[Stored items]
+ + + + +

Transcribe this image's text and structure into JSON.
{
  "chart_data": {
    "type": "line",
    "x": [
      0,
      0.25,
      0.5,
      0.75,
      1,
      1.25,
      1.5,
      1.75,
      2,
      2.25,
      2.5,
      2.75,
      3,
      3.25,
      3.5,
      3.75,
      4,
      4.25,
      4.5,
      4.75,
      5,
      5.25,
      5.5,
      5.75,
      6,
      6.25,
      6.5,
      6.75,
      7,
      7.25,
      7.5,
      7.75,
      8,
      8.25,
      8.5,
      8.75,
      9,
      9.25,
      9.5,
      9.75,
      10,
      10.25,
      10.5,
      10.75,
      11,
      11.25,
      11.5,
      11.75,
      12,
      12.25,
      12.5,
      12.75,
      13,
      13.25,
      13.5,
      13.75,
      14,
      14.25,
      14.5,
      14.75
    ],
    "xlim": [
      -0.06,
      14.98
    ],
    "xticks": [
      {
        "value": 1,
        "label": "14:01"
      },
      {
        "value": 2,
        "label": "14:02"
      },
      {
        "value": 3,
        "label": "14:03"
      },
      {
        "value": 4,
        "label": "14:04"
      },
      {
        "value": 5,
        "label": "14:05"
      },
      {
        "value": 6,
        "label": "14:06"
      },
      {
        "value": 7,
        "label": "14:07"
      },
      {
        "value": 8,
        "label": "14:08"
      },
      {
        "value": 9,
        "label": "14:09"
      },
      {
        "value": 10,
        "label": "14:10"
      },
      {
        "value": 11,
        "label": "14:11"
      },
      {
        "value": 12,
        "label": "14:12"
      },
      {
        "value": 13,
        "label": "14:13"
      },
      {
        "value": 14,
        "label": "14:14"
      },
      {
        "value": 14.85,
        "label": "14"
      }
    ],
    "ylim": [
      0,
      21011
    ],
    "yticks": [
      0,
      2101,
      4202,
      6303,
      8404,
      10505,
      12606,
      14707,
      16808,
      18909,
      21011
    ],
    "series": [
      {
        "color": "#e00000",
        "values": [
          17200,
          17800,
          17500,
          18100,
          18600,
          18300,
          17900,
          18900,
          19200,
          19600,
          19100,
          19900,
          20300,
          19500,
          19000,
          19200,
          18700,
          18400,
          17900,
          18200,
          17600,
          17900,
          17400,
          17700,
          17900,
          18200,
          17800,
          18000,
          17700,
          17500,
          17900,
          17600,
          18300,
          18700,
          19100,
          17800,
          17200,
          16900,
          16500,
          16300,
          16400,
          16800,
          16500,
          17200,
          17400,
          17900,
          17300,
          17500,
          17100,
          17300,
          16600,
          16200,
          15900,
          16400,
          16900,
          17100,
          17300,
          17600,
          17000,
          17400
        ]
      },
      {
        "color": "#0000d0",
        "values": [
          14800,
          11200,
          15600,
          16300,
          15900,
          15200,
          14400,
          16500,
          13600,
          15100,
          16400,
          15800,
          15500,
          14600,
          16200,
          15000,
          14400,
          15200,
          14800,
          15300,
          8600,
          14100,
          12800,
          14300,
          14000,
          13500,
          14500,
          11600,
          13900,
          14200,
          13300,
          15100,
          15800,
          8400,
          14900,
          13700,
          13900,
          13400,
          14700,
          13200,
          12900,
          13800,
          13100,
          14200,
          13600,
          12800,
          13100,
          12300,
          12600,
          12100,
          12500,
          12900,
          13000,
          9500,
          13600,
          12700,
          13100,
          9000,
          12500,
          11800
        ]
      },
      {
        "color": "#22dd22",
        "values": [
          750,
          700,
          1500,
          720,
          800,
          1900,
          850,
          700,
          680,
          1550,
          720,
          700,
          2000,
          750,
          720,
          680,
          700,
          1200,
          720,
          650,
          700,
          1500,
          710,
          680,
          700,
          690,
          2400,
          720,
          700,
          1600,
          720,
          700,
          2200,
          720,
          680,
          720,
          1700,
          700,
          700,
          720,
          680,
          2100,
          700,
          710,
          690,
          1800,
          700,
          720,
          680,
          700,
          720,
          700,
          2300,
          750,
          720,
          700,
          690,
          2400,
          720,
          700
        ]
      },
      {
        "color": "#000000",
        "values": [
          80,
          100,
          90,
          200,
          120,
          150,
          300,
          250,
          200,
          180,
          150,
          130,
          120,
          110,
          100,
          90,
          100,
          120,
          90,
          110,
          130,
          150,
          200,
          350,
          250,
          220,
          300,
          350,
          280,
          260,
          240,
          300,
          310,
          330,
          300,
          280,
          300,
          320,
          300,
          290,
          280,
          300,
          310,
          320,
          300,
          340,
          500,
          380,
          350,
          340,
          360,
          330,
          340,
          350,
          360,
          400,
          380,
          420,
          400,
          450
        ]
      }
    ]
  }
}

+ + + + +

# PROBLEM STATEMENT:
Reproduce the records in full, exactly as written.

# PROBLEM SOLUTION:
Transcribe this image's text and structure into JSON.
{
  "chart_data": {
    "type": "line",
    "x": [
      0,
      0.25,
      0.5,
      0.75,
      1,
      1.25,
      1.5,
      1.75,
      2,
      2.25,
      2.5,
      2.75,
      3,
      3.25,
      3.5,
      3.75,
      4,
      4.25,
      4.5,
      4.75,
      5,
      5.25,
      5.5,
      5.75,
      6,
      6.25,
      6.5,
      6.75,
      7,
      7.25,
      7.5,
      7.75,
      8,
      8.25,
      8.5,
      8.75,
      9,
      9.25,
      9.5,
      9.75,
      10,
      10.25,
      10.5,
      10.75,
      11,
      11.25,
      11.5,
      11.75,
      12,
      12.25,
      12.5,
      12.75,
      13,
      13.25,
      13.5,
      13.75,
      14,
      14.25,
      14.5,
      14.75
    ],
    "xlim": [
      -0.06,
      14.98
    ],
    "xticks": [
      {
        "value": 1,
        "label": "14:01"
      },
      {
        "value": 2,
        "label": "14:02"
      },
      {
        "value": 3,
        "label": "14:03"
      },
      {
        "value": 4,
        "label": "14:04"
      },
      {
        "value": 5,
        "label": "14:05"
      },
      {
        "value": 6,
        "label": "14:06"
      },
      {
        "value": 7,
        "label": "14:07"
      },
      {
        "value": 8,
        "label": "14:08"
      },
      {
        "value": 9,
        "label": "14:09"
      },
      {
        "value": 10,
        "label": "14:10"
      },
      {
        "value": 11,
        "label": "14:11"
      },
      {
        "value": 12,
        "label": "14:12"
      },
      {
        "value": 13,
        "label": "14:13"
      },
      {
        "value": 14,
        "label": "14:14"
      },
      {
        "value": 14.85,
        "label": "14"
      }
    ],
    "ylim": [
      0,
      21011
    ],
    "yticks": [
      0,
      2101,
      4202,
      6303,
      8404,
      10505,
      12606,
      14707,
      16808,
      18909,
      21011
    ],
    "series": [
      {
        "color": "#e00000",
        "values": [
          17200,
          17800,
          17500,
          18100,
          18600,
          18300,
          17900,
          18900,
          19200,
          19600,
          19100,
          19900,
          20300,
          19500,
          19000,
          19200,
          18700,
          18400,
          17900,
          18200,
          17600,
          17900,
          17400,
          17700,
          17900,
          18200,
          17800,
          18000,
          17700,
          17500,
          17900,
          17600,
          18300,
          18700,
          19100,
          17800,
          17200,
          16900,
          16500,
          16300,
          16400,
          16800,
          16500,
          17200,
          17400,
          17900,
          17300,
          17500,
          17100,
          17300,
          16600,
          16200,
          15900,
          16400,
          16900,
          17100,
          17300,
          17600,
          17000,
          17400
        ]
      },
      {
        "color": "#0000d0",
        "values": [
          14800,
          11200,
          15600,
          16300,
          15900,
          15200,
          14400,
          16500,
          13600,
          15100,
          16400,
          15800,
          15500,
          14600,
          16200,
          15000,
          14400,
          15200,
          14800,
          15300,
          8600,
          14100,
          12800,
          14300,
          14000,
          13500,
          14500,
          11600,
          13900,
          14200,
          13300,
          15100,
          15800,
          8400,
          14900,
          13700,
          13900,
          13400,
          14700,
          13200,
          12900,
          13800,
          13100,
          14200,
          13600,
          12800,
          13100,
          12300,
          12600,
          12100,
          12500,
          12900,
          13000,
          9500,
          13600,
          12700,
          13100,
          9000,
          12500,
          11800
        ]
      },
      {
        "color": "#22dd22",
        "values": [
          750,
          700,
          1500,
          720,
          800,
          1900,
          850,
          700,
          680,
          1550,
          720,
          700,
          2000,
          750,
          720,
          680,
          700,
          1200,
          720,
          650,
          700,
          1500,
          710,
          680,
          700,
          690,
          2400,
          720,
          700,
          1600,
          720,
          700,
          2200,
          720,
          680,
          720,
          1700,
          700,
          700,
          720,
          680,
          2100,
          700,
          710,
          690,
          1800,
          700,
          720,
          680,
          700,
          720,
          700,
          2300,
          750,
          720,
          700,
          690,
          2400,
          720,
          700
        ]
      },
      {
        "color": "#000000",
        "values": [
          80,
          100,
          90,
          200,
          120,
          150,
          300,
          250,
          200,
          180,
          150,
          130,
          120,
          110,
          100,
          90,
          100,
          120,
          90,
          110,
          130,
          150,
          200,
          350,
          250,
          220,
          300,
          350,
          280,
          260,
          240,
          300,
          310,
          330,
          300,
          280,
          300,
          320,
          300,
          290,
          280,
          300,
          310,
          320,
          300,
          340,
          500,
          380,
          350,
          340,
          360,
          330,
          340,
          350,
          360,
          400,
          380,
          420,
          400,
          450
        ]
      }
    ]
  }
}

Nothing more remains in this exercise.